** begin LISTED ENTRIES **

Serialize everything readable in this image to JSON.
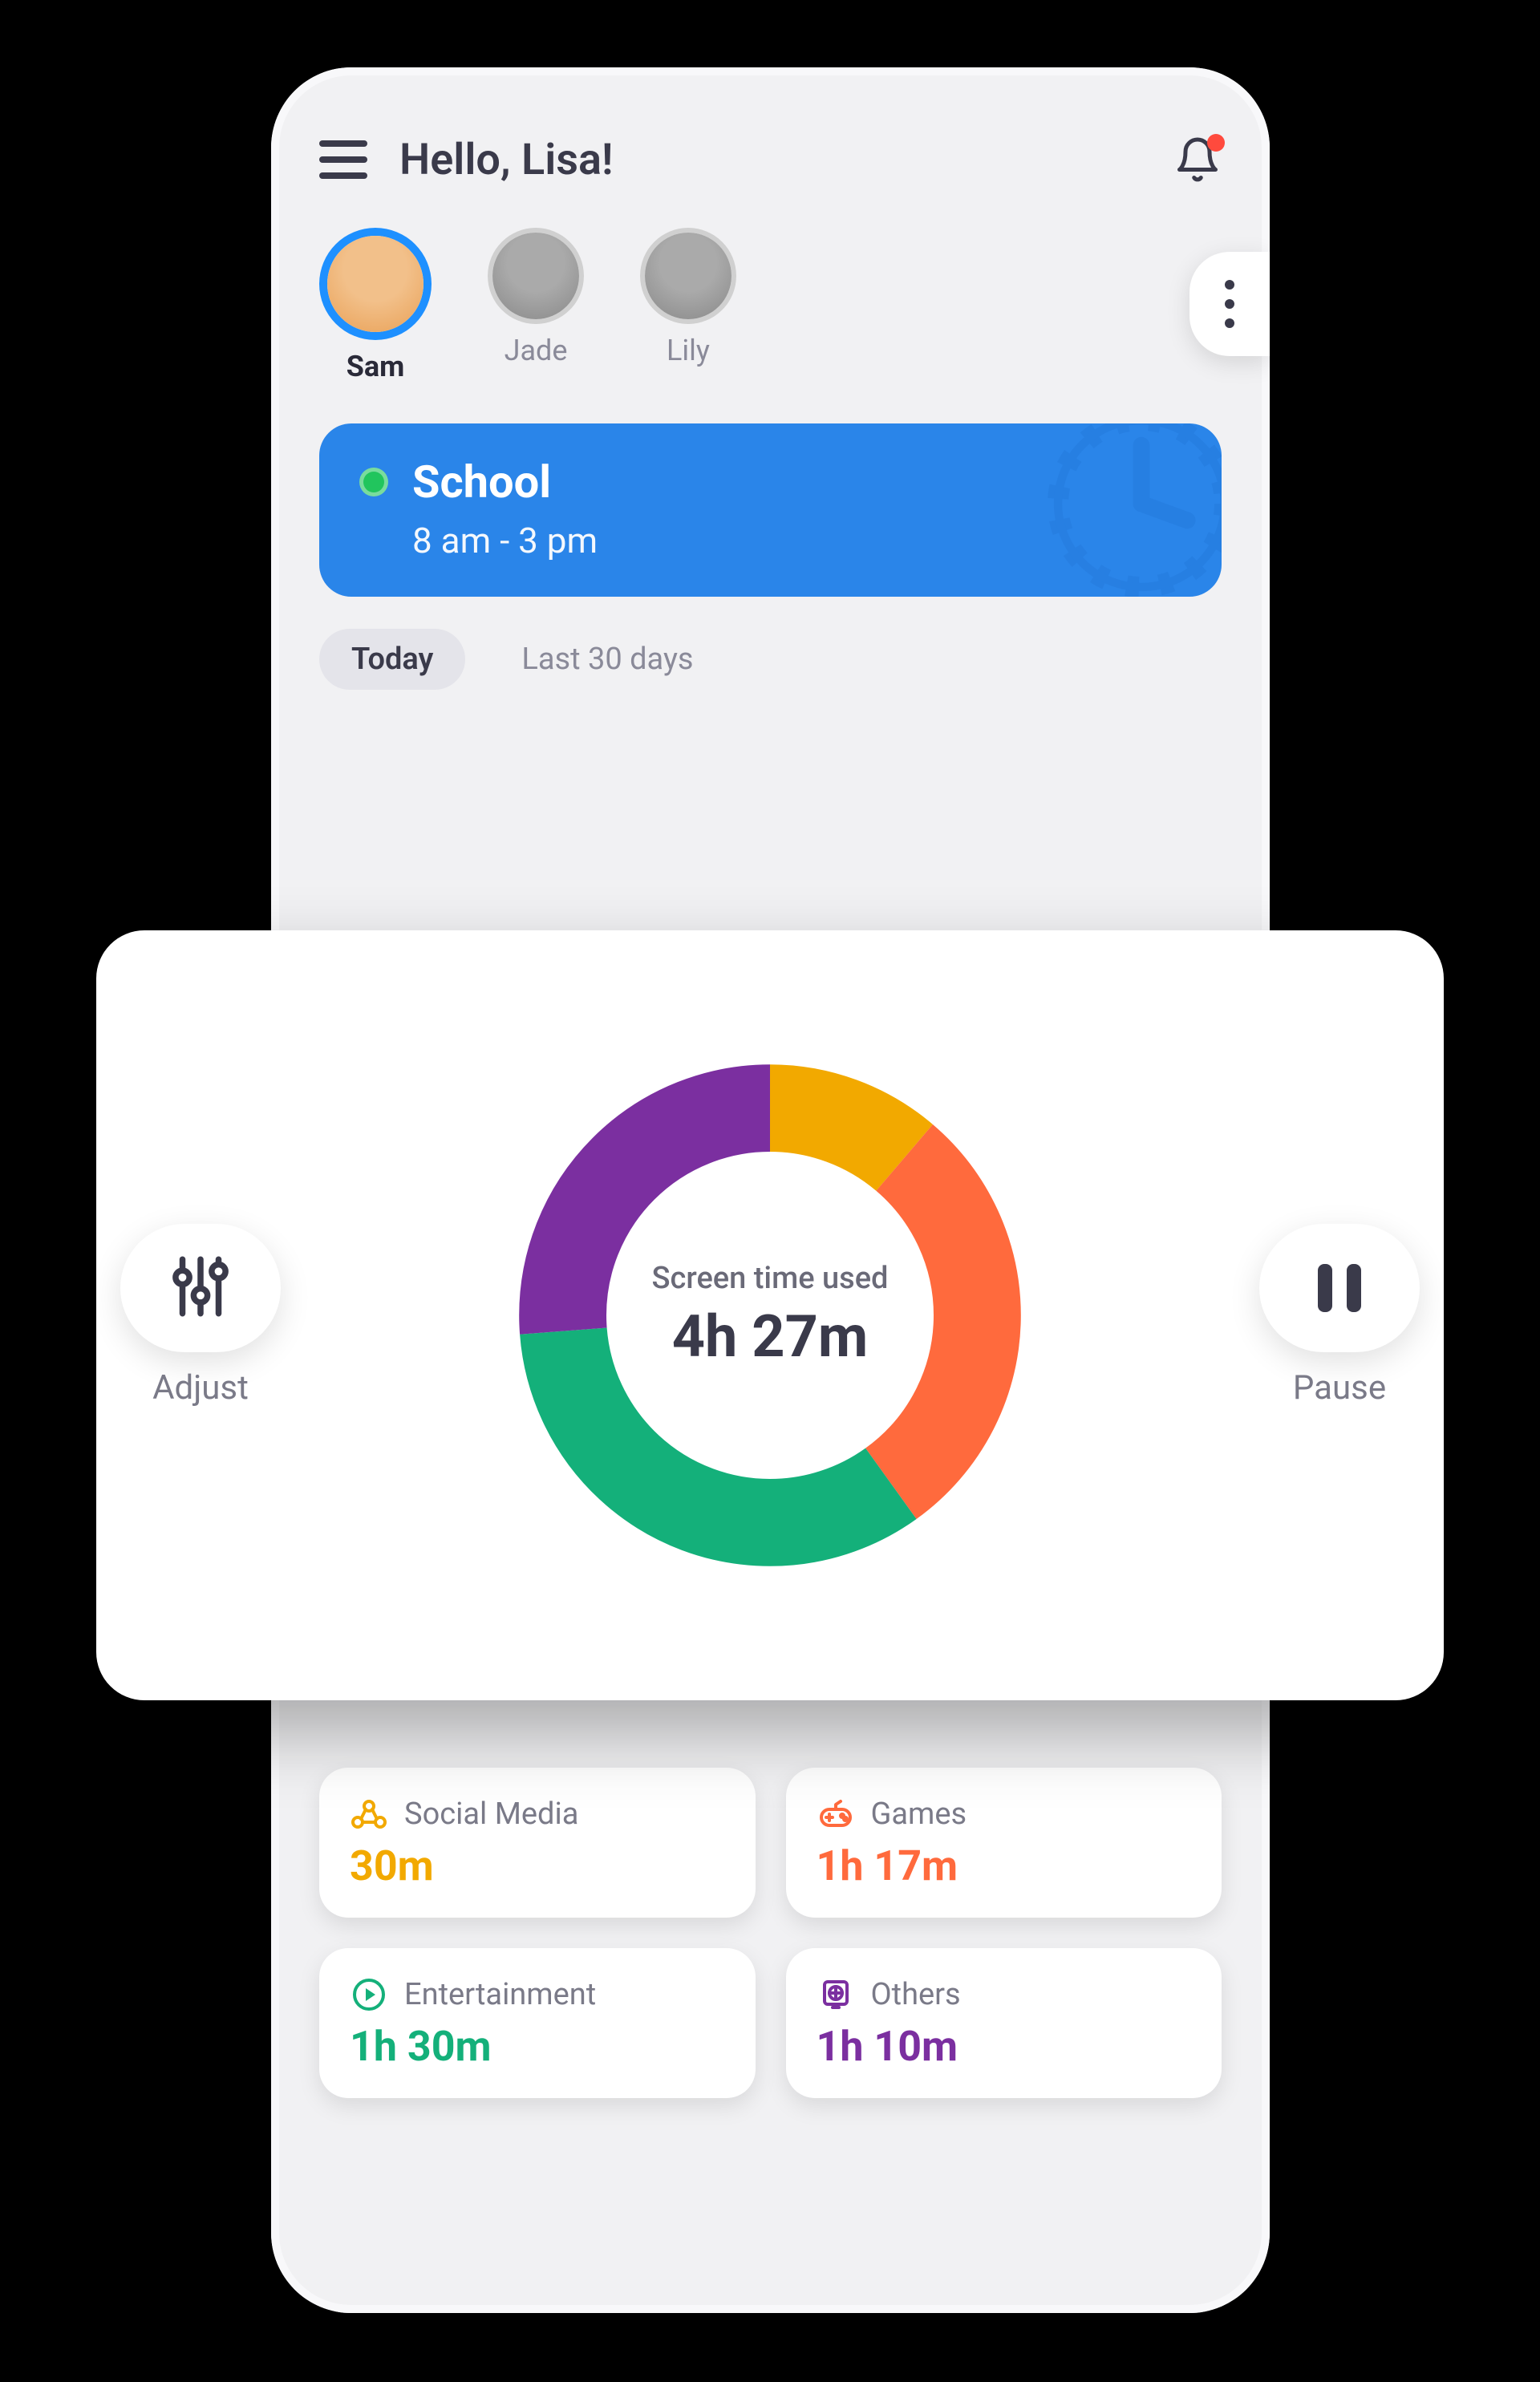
{
  "header": {
    "greeting": "Hello, Lisa!"
  },
  "profiles": [
    {
      "name": "Sam",
      "active": true
    },
    {
      "name": "Jade",
      "active": false
    },
    {
      "name": "Lily",
      "active": false
    }
  ],
  "routine": {
    "title": "School",
    "time": "8 am - 3 pm"
  },
  "tabs": {
    "today": "Today",
    "last30": "Last 30 days"
  },
  "screen_time": {
    "label": "Screen time used",
    "value": "4h 27m",
    "adjust_label": "Adjust",
    "pause_label": "Pause"
  },
  "categories": {
    "social": {
      "name": "Social Media",
      "value": "30m",
      "color": "#f2a900"
    },
    "games": {
      "name": "Games",
      "value": "1h 17m",
      "color": "#ff6a3d"
    },
    "entertainment": {
      "name": "Entertainment",
      "value": "1h 30m",
      "color": "#14b07a"
    },
    "others": {
      "name": "Others",
      "value": "1h 10m",
      "color": "#7b2fa0"
    }
  },
  "chart_data": {
    "type": "pie",
    "title": "Screen time used",
    "total_label": "4h 27m",
    "series": [
      {
        "name": "Social Media",
        "minutes": 30,
        "color": "#f2a900"
      },
      {
        "name": "Games",
        "minutes": 77,
        "color": "#ff6a3d"
      },
      {
        "name": "Entertainment",
        "minutes": 90,
        "color": "#14b07a"
      },
      {
        "name": "Others",
        "minutes": 70,
        "color": "#7b2fa0"
      }
    ]
  }
}
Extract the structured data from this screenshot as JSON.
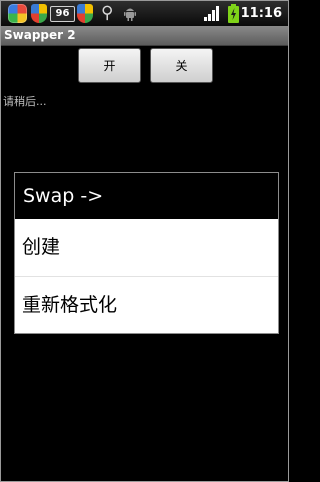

** end LISTED ENTRIES **

GOAL:
Pictures are to be left out; the records above must be repeated word for word.

TASK ANSWER:
Serialize everything readable in this image to JSON.
{
  "header": {
    "greeting": "Hello, Lisa!"
  },
  "profiles": [
    {
      "name": "Sam",
      "active": true
    },
    {
      "name": "Jade",
      "active": false
    },
    {
      "name": "Lily",
      "active": false
    }
  ],
  "routine": {
    "title": "School",
    "time": "8 am - 3 pm"
  },
  "tabs": {
    "today": "Today",
    "last30": "Last 30 days"
  },
  "screen_time": {
    "label": "Screen time used",
    "value": "4h 27m",
    "adjust_label": "Adjust",
    "pause_label": "Pause"
  },
  "categories": {
    "social": {
      "name": "Social Media",
      "value": "30m",
      "color": "#f2a900"
    },
    "games": {
      "name": "Games",
      "value": "1h 17m",
      "color": "#ff6a3d"
    },
    "entertainment": {
      "name": "Entertainment",
      "value": "1h 30m",
      "color": "#14b07a"
    },
    "others": {
      "name": "Others",
      "value": "1h 10m",
      "color": "#7b2fa0"
    }
  },
  "chart_data": {
    "type": "pie",
    "title": "Screen time used",
    "total_label": "4h 27m",
    "series": [
      {
        "name": "Social Media",
        "minutes": 30,
        "color": "#f2a900"
      },
      {
        "name": "Games",
        "minutes": 77,
        "color": "#ff6a3d"
      },
      {
        "name": "Entertainment",
        "minutes": 90,
        "color": "#14b07a"
      },
      {
        "name": "Others",
        "minutes": 70,
        "color": "#7b2fa0"
      }
    ]
  }
}
Extract the structured data from this screenshot as JSON.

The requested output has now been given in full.